[START OF Extracted data]
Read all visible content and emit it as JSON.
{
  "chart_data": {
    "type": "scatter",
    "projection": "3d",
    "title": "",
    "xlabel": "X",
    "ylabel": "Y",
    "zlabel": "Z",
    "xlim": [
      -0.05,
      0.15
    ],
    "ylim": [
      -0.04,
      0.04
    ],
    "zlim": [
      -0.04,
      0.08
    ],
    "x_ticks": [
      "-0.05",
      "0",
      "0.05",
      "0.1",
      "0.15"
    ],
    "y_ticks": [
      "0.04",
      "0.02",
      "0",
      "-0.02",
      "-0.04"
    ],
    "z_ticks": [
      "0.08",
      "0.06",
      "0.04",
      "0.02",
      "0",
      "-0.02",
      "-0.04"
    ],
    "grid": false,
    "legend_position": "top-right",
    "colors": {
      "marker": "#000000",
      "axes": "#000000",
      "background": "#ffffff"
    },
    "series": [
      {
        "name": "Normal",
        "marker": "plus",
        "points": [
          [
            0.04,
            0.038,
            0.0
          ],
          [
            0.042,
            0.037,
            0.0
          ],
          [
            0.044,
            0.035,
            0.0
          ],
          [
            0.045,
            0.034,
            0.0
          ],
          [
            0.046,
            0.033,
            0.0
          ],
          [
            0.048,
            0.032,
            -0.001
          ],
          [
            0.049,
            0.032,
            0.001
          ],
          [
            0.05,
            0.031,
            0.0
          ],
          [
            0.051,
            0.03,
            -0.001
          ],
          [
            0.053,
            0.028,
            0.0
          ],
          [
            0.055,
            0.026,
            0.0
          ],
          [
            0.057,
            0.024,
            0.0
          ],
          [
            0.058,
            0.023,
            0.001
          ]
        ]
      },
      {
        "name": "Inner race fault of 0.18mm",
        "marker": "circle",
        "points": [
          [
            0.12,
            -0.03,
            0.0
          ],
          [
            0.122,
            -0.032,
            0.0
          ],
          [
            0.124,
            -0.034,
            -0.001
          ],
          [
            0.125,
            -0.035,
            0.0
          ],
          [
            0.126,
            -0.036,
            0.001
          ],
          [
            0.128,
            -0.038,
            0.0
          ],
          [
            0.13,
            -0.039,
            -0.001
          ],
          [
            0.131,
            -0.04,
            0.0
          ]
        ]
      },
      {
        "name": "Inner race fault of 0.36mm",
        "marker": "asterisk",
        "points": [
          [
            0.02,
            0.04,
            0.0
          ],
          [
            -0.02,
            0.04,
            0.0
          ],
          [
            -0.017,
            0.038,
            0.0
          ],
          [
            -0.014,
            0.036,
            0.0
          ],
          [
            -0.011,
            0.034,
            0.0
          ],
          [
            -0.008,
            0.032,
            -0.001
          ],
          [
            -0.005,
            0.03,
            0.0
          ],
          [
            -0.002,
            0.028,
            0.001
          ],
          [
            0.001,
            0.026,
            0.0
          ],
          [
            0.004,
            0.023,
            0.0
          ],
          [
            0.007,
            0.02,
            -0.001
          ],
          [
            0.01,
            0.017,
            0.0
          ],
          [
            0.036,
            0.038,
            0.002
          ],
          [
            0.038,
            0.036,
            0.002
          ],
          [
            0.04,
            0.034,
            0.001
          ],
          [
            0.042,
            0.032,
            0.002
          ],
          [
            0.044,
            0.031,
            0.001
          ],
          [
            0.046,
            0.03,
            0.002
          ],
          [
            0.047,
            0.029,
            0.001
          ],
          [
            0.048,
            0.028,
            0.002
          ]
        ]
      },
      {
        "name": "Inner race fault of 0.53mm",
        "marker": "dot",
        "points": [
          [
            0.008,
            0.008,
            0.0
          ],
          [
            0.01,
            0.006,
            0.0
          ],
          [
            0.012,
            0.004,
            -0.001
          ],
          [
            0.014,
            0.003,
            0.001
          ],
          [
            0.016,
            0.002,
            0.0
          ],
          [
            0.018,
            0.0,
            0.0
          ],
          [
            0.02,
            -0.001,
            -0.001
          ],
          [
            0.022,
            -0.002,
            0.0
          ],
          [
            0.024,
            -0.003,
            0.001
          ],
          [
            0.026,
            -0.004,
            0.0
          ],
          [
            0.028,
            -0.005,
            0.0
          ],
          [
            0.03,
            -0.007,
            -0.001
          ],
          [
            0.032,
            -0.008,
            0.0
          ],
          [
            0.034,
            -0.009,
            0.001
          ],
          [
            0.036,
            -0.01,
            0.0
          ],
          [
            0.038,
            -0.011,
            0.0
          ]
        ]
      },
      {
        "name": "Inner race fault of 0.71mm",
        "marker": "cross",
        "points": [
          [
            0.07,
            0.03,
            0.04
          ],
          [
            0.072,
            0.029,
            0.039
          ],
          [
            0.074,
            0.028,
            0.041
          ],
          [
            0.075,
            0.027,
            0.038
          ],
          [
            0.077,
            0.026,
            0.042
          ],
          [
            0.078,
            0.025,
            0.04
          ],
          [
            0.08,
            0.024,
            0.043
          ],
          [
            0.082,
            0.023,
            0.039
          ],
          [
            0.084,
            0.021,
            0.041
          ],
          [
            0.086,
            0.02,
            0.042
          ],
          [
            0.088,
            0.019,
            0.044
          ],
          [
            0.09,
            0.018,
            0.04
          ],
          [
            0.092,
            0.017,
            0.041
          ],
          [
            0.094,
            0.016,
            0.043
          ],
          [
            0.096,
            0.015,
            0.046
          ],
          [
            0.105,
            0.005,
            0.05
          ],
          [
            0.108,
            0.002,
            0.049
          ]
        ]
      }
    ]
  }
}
[END OF Extracted data]
__Exercise requirements__
Retype every record above exactly as written.

__Written response__
Read all visible content and emit it as JSON.
{
  "chart_data": {
    "type": "scatter",
    "projection": "3d",
    "title": "",
    "xlabel": "X",
    "ylabel": "Y",
    "zlabel": "Z",
    "xlim": [
      -0.05,
      0.15
    ],
    "ylim": [
      -0.04,
      0.04
    ],
    "zlim": [
      -0.04,
      0.08
    ],
    "x_ticks": [
      "-0.05",
      "0",
      "0.05",
      "0.1",
      "0.15"
    ],
    "y_ticks": [
      "0.04",
      "0.02",
      "0",
      "-0.02",
      "-0.04"
    ],
    "z_ticks": [
      "0.08",
      "0.06",
      "0.04",
      "0.02",
      "0",
      "-0.02",
      "-0.04"
    ],
    "grid": false,
    "legend_position": "top-right",
    "colors": {
      "marker": "#000000",
      "axes": "#000000",
      "background": "#ffffff"
    },
    "series": [
      {
        "name": "Normal",
        "marker": "plus",
        "points": [
          [
            0.04,
            0.038,
            0.0
          ],
          [
            0.042,
            0.037,
            0.0
          ],
          [
            0.044,
            0.035,
            0.0
          ],
          [
            0.045,
            0.034,
            0.0
          ],
          [
            0.046,
            0.033,
            0.0
          ],
          [
            0.048,
            0.032,
            -0.001
          ],
          [
            0.049,
            0.032,
            0.001
          ],
          [
            0.05,
            0.031,
            0.0
          ],
          [
            0.051,
            0.03,
            -0.001
          ],
          [
            0.053,
            0.028,
            0.0
          ],
          [
            0.055,
            0.026,
            0.0
          ],
          [
            0.057,
            0.024,
            0.0
          ],
          [
            0.058,
            0.023,
            0.001
          ]
        ]
      },
      {
        "name": "Inner race fault of 0.18mm",
        "marker": "circle",
        "points": [
          [
            0.12,
            -0.03,
            0.0
          ],
          [
            0.122,
            -0.032,
            0.0
          ],
          [
            0.124,
            -0.034,
            -0.001
          ],
          [
            0.125,
            -0.035,
            0.0
          ],
          [
            0.126,
            -0.036,
            0.001
          ],
          [
            0.128,
            -0.038,
            0.0
          ],
          [
            0.13,
            -0.039,
            -0.001
          ],
          [
            0.131,
            -0.04,
            0.0
          ]
        ]
      },
      {
        "name": "Inner race fault of 0.36mm",
        "marker": "asterisk",
        "points": [
          [
            0.02,
            0.04,
            0.0
          ],
          [
            -0.02,
            0.04,
            0.0
          ],
          [
            -0.017,
            0.038,
            0.0
          ],
          [
            -0.014,
            0.036,
            0.0
          ],
          [
            -0.011,
            0.034,
            0.0
          ],
          [
            -0.008,
            0.032,
            -0.001
          ],
          [
            -0.005,
            0.03,
            0.0
          ],
          [
            -0.002,
            0.028,
            0.001
          ],
          [
            0.001,
            0.026,
            0.0
          ],
          [
            0.004,
            0.023,
            0.0
          ],
          [
            0.007,
            0.02,
            -0.001
          ],
          [
            0.01,
            0.017,
            0.0
          ],
          [
            0.036,
            0.038,
            0.002
          ],
          [
            0.038,
            0.036,
            0.002
          ],
          [
            0.04,
            0.034,
            0.001
          ],
          [
            0.042,
            0.032,
            0.002
          ],
          [
            0.044,
            0.031,
            0.001
          ],
          [
            0.046,
            0.03,
            0.002
          ],
          [
            0.047,
            0.029,
            0.001
          ],
          [
            0.048,
            0.028,
            0.002
          ]
        ]
      },
      {
        "name": "Inner race fault of 0.53mm",
        "marker": "dot",
        "points": [
          [
            0.008,
            0.008,
            0.0
          ],
          [
            0.01,
            0.006,
            0.0
          ],
          [
            0.012,
            0.004,
            -0.001
          ],
          [
            0.014,
            0.003,
            0.001
          ],
          [
            0.016,
            0.002,
            0.0
          ],
          [
            0.018,
            0.0,
            0.0
          ],
          [
            0.02,
            -0.001,
            -0.001
          ],
          [
            0.022,
            -0.002,
            0.0
          ],
          [
            0.024,
            -0.003,
            0.001
          ],
          [
            0.026,
            -0.004,
            0.0
          ],
          [
            0.028,
            -0.005,
            0.0
          ],
          [
            0.03,
            -0.007,
            -0.001
          ],
          [
            0.032,
            -0.008,
            0.0
          ],
          [
            0.034,
            -0.009,
            0.001
          ],
          [
            0.036,
            -0.01,
            0.0
          ],
          [
            0.038,
            -0.011,
            0.0
          ]
        ]
      },
      {
        "name": "Inner race fault of 0.71mm",
        "marker": "cross",
        "points": [
          [
            0.07,
            0.03,
            0.04
          ],
          [
            0.072,
            0.029,
            0.039
          ],
          [
            0.074,
            0.028,
            0.041
          ],
          [
            0.075,
            0.027,
            0.038
          ],
          [
            0.077,
            0.026,
            0.042
          ],
          [
            0.078,
            0.025,
            0.04
          ],
          [
            0.08,
            0.024,
            0.043
          ],
          [
            0.082,
            0.023,
            0.039
          ],
          [
            0.084,
            0.021,
            0.041
          ],
          [
            0.086,
            0.02,
            0.042
          ],
          [
            0.088,
            0.019,
            0.044
          ],
          [
            0.09,
            0.018,
            0.04
          ],
          [
            0.092,
            0.017,
            0.041
          ],
          [
            0.094,
            0.016,
            0.043
          ],
          [
            0.096,
            0.015,
            0.046
          ],
          [
            0.105,
            0.005,
            0.05
          ],
          [
            0.108,
            0.002,
            0.049
          ]
        ]
      }
    ]
  }
}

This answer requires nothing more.